THE EXERCISE – Lines that include the word "used" are the ones to copy.

RECORDS SUPPLIED –
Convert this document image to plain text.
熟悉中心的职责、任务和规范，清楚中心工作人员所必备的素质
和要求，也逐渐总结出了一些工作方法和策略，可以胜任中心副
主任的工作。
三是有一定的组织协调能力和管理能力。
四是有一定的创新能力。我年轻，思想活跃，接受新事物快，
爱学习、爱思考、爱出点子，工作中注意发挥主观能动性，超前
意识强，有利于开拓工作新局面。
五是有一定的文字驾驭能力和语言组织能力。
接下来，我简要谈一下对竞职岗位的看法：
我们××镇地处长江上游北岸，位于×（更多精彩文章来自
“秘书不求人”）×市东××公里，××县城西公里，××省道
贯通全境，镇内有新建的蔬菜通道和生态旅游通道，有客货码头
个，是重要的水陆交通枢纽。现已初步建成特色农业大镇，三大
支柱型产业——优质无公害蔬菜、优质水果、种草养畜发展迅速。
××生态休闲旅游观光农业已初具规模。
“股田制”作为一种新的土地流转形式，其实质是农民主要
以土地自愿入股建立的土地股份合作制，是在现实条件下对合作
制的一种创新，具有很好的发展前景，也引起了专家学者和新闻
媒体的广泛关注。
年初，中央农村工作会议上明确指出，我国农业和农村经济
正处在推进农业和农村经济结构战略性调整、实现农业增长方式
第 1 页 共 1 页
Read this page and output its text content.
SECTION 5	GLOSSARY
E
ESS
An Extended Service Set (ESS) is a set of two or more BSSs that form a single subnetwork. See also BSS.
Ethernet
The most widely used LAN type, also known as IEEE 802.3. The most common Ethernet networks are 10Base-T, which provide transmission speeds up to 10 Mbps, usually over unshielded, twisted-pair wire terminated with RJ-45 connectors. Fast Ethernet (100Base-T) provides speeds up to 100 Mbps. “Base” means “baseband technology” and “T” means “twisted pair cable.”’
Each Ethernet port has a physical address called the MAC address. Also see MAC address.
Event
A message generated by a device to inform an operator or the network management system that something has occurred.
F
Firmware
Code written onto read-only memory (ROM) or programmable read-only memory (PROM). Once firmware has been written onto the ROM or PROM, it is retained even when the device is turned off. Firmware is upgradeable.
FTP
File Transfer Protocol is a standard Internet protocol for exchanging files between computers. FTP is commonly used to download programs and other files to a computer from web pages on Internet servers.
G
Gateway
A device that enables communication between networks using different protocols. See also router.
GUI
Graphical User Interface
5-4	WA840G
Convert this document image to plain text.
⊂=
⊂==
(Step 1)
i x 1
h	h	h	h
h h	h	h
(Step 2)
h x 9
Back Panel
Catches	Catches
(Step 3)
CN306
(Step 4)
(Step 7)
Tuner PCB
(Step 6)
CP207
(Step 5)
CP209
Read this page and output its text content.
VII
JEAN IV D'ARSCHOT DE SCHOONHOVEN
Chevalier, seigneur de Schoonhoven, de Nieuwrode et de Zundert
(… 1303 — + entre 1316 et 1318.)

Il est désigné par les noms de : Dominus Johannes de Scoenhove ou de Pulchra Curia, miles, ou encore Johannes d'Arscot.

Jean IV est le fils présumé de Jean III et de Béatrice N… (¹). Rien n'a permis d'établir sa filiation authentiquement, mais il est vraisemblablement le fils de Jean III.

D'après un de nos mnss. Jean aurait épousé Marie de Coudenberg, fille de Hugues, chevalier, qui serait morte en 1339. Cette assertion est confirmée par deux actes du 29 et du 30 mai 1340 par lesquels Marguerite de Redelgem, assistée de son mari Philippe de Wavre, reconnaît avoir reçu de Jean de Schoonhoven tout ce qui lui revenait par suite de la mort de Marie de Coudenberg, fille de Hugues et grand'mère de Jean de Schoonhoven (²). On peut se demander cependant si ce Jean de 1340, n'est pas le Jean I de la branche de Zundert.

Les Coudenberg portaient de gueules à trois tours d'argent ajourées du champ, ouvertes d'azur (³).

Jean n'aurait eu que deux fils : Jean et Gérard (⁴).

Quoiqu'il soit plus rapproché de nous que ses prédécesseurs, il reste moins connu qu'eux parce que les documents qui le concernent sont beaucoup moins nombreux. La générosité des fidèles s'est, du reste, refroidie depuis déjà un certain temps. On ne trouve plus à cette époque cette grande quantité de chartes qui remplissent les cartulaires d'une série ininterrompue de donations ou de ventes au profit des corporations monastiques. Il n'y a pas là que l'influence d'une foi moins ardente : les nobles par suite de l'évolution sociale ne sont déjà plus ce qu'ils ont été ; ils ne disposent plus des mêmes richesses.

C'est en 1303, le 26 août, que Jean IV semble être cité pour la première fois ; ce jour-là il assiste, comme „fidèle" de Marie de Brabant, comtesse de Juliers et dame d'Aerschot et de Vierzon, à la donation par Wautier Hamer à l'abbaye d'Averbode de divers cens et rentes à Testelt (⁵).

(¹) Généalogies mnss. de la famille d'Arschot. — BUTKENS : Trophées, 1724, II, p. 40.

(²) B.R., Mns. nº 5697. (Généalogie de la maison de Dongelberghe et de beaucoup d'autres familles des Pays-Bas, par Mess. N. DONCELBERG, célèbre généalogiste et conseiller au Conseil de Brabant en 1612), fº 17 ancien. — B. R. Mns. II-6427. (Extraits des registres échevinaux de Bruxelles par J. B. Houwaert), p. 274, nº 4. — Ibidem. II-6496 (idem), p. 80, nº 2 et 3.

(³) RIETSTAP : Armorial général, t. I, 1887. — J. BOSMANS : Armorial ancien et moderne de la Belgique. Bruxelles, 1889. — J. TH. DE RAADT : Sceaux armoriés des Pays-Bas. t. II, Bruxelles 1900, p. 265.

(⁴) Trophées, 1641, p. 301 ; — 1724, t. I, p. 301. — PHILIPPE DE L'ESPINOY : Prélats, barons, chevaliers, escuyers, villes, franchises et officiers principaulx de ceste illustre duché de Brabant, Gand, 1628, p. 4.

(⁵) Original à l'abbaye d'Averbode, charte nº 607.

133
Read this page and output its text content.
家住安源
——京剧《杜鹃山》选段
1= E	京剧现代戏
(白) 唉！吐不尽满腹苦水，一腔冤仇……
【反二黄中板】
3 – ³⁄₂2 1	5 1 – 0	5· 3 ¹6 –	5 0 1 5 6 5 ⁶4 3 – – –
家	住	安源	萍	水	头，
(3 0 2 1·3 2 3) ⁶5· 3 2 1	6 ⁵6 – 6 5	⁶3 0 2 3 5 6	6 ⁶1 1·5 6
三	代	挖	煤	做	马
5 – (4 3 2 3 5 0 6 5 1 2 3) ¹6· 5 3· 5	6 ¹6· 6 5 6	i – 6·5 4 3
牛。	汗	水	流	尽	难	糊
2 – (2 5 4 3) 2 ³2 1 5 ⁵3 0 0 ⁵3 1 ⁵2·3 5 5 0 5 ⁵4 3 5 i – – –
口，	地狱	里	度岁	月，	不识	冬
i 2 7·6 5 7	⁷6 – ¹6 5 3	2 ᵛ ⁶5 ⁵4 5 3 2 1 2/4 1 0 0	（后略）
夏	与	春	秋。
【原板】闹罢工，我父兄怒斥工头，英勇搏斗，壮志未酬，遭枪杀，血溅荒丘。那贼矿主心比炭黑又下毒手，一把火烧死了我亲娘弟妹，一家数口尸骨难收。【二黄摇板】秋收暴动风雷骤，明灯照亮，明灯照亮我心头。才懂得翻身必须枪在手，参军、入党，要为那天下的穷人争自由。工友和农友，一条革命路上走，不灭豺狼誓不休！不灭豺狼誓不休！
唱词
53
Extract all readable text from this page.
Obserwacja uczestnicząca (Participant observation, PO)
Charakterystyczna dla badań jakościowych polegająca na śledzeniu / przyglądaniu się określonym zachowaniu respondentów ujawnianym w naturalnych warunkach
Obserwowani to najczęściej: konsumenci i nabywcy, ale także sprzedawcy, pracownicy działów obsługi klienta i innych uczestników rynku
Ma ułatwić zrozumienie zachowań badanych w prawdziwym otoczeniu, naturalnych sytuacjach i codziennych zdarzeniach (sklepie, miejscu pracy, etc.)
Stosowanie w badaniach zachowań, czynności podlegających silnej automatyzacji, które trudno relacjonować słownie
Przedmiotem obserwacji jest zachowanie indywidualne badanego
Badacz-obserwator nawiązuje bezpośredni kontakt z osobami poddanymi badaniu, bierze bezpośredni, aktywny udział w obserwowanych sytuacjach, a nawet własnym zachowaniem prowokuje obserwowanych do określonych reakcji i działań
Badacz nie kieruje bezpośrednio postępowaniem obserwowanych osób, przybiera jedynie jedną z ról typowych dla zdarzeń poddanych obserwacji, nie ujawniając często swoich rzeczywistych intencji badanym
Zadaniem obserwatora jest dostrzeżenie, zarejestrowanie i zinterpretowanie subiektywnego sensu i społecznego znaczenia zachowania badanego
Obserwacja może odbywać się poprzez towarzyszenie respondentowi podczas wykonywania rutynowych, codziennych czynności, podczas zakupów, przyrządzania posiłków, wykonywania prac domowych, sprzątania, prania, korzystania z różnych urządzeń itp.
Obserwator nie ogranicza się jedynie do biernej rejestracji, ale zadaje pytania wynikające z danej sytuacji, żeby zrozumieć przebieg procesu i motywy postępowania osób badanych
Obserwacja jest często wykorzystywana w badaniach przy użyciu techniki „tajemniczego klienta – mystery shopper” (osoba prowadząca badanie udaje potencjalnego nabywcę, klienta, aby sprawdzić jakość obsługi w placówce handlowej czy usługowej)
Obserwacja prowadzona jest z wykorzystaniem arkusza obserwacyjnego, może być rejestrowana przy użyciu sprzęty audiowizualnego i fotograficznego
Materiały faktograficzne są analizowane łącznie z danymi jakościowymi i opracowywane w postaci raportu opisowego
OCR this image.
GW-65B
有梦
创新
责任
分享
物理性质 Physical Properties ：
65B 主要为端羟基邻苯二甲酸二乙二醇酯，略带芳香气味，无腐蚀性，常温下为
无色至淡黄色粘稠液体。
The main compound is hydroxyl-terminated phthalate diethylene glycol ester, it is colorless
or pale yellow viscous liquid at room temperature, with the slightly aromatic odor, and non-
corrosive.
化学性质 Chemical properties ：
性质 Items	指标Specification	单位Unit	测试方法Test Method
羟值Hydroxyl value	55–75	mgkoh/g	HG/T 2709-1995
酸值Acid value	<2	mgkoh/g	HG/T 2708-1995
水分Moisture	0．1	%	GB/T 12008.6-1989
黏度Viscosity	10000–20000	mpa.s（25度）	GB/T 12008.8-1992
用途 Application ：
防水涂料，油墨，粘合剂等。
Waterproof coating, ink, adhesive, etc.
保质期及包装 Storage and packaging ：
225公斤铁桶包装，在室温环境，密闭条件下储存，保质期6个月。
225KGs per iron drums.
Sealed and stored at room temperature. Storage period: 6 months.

ANSWER TO THIS TASK –
The most widely used LAN type, also known as IEEE 802.3. The most common Ethernet networks are 10Base-T, which provide transmission speeds up to 10 Mbps, usually over unshielded, twisted-pair wire terminated with RJ-45 connectors. Fast Ethernet (100Base-T) provides speeds up to 100 Mbps. “Base” means “baseband technology” and “T” means “twisted pair cable.”’
File Transfer Protocol is a standard Internet protocol for exchanging files between computers. FTP is commonly used to download programs and other files to a computer from web pages on Internet servers.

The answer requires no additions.